_WORK INSTRUCTIONS_
Pull out every line with the word "Metrics".
Start AVAILABLE RECORDS
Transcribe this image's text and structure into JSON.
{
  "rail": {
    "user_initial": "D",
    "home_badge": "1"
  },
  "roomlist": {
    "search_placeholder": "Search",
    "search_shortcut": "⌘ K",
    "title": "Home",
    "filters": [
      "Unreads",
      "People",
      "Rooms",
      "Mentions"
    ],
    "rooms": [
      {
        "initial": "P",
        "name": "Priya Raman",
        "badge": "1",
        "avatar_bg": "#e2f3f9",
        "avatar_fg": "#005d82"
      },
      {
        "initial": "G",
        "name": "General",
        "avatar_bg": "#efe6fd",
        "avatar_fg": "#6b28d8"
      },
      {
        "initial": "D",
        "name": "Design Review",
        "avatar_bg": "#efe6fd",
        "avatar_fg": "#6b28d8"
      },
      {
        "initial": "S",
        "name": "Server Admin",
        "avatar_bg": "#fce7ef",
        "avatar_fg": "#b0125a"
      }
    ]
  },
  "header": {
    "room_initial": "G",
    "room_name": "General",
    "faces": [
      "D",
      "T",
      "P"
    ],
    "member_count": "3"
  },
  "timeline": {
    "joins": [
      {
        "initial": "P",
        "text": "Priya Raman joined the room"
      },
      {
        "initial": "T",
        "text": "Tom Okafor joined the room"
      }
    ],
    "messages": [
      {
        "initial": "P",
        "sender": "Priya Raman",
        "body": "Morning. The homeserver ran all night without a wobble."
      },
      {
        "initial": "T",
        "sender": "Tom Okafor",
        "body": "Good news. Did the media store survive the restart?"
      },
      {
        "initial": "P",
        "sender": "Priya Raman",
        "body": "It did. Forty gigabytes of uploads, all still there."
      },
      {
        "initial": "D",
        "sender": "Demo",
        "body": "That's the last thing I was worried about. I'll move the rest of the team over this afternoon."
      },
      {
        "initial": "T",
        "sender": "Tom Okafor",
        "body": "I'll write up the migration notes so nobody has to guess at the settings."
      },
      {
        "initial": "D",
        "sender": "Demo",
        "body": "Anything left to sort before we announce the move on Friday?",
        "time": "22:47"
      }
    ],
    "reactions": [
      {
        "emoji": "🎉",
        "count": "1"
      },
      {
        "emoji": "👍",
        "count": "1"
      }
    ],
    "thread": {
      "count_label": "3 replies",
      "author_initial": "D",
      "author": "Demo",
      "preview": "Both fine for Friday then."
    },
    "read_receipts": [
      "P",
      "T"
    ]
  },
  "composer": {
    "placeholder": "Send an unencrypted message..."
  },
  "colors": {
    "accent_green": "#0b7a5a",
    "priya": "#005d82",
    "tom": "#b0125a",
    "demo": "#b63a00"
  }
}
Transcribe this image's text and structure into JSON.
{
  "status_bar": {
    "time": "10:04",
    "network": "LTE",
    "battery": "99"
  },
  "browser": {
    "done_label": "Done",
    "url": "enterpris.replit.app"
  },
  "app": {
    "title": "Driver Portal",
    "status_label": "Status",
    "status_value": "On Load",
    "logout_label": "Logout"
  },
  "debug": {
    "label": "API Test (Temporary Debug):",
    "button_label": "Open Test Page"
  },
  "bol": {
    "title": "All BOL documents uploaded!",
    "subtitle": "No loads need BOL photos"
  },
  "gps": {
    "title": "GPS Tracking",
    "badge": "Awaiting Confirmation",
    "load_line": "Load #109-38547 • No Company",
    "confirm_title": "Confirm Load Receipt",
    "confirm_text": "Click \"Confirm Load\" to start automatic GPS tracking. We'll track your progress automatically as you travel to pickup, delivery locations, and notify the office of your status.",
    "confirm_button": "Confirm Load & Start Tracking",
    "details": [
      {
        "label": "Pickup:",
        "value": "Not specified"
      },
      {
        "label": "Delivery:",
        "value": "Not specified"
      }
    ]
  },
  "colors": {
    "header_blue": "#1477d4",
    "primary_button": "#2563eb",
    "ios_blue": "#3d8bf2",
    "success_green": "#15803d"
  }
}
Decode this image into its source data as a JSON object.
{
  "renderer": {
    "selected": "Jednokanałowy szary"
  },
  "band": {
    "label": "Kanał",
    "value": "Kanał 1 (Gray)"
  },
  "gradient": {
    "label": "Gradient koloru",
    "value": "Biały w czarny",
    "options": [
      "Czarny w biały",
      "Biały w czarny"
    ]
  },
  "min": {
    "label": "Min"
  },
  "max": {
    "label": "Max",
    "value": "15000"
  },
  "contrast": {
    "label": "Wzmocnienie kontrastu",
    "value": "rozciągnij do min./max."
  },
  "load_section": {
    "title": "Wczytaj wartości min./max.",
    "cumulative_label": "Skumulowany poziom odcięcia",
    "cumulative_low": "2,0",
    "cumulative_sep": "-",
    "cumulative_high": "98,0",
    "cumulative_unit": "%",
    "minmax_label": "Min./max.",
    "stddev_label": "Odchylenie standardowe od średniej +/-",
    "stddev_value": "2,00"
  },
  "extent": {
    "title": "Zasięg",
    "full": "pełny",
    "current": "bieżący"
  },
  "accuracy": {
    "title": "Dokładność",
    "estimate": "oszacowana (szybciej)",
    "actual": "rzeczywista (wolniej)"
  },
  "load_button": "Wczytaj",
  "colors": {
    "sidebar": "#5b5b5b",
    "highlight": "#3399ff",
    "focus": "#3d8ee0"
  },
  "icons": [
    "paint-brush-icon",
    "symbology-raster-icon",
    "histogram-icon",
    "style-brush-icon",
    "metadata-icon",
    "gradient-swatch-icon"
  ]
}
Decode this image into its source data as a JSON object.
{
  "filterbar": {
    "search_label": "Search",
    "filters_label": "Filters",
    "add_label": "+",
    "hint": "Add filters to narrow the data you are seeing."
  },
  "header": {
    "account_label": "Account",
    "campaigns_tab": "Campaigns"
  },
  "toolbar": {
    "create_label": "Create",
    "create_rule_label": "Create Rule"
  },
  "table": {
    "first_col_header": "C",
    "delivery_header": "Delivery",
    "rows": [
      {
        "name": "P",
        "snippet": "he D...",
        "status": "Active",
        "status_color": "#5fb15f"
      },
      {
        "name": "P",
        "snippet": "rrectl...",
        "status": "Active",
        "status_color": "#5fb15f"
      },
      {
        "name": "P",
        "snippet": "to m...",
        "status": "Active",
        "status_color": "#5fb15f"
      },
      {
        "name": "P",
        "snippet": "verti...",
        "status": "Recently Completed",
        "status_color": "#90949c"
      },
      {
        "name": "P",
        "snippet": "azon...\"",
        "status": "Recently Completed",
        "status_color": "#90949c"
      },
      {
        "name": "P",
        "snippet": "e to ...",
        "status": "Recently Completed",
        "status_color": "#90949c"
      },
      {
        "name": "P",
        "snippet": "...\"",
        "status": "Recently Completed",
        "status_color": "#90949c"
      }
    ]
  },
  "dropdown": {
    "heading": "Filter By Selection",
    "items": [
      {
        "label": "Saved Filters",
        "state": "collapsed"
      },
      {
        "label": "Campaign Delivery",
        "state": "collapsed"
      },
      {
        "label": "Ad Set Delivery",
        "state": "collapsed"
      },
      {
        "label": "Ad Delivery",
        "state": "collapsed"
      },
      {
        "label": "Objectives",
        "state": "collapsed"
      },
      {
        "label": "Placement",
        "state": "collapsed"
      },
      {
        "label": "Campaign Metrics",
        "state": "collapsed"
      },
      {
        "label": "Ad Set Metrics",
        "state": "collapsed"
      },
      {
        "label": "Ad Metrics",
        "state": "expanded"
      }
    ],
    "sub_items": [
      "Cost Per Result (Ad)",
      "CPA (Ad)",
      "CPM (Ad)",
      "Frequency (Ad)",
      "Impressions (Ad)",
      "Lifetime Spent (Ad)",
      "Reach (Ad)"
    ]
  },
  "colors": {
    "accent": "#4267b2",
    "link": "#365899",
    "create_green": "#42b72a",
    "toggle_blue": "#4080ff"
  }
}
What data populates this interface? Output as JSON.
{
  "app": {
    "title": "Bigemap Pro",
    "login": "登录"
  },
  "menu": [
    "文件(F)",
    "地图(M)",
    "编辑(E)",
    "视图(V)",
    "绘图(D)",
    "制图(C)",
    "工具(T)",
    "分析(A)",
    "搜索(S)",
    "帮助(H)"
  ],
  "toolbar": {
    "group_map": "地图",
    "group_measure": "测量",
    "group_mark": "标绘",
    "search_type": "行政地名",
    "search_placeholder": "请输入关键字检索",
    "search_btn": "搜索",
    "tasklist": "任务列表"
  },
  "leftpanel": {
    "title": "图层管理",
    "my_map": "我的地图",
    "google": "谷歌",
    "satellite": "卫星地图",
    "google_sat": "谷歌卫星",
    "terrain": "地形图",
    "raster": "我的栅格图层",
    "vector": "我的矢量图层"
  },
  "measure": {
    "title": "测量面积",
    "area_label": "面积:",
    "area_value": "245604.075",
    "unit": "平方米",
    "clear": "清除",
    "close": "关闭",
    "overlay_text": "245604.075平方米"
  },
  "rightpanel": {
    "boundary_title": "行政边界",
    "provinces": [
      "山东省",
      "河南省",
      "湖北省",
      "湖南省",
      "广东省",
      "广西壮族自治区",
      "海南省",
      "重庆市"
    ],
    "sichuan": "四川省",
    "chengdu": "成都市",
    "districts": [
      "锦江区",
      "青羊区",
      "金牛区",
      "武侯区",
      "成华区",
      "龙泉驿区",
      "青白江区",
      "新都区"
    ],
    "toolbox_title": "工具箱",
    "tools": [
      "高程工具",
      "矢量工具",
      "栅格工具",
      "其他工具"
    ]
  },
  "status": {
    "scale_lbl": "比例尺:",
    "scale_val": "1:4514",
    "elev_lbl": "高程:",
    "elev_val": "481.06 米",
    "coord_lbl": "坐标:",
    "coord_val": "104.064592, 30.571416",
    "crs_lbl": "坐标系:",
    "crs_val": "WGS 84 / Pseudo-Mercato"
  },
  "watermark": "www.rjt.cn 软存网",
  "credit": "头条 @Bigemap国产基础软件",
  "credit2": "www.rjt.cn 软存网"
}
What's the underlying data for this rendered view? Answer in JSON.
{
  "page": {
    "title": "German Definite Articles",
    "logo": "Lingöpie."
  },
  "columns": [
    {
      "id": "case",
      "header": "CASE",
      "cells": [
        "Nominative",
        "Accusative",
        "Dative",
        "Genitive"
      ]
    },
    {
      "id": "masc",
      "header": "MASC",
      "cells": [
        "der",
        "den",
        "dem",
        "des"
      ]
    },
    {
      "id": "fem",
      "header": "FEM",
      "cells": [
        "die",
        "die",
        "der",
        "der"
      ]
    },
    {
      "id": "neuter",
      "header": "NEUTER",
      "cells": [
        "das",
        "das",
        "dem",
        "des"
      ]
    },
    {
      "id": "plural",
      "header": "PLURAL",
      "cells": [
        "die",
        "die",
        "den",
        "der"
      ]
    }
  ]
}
End AVAILABLE RECORDS
_EXERCISE ANSWER_
        "label": "Campaign Metrics",
        "label": "Ad Set Metrics",
        "label": "Ad Metrics",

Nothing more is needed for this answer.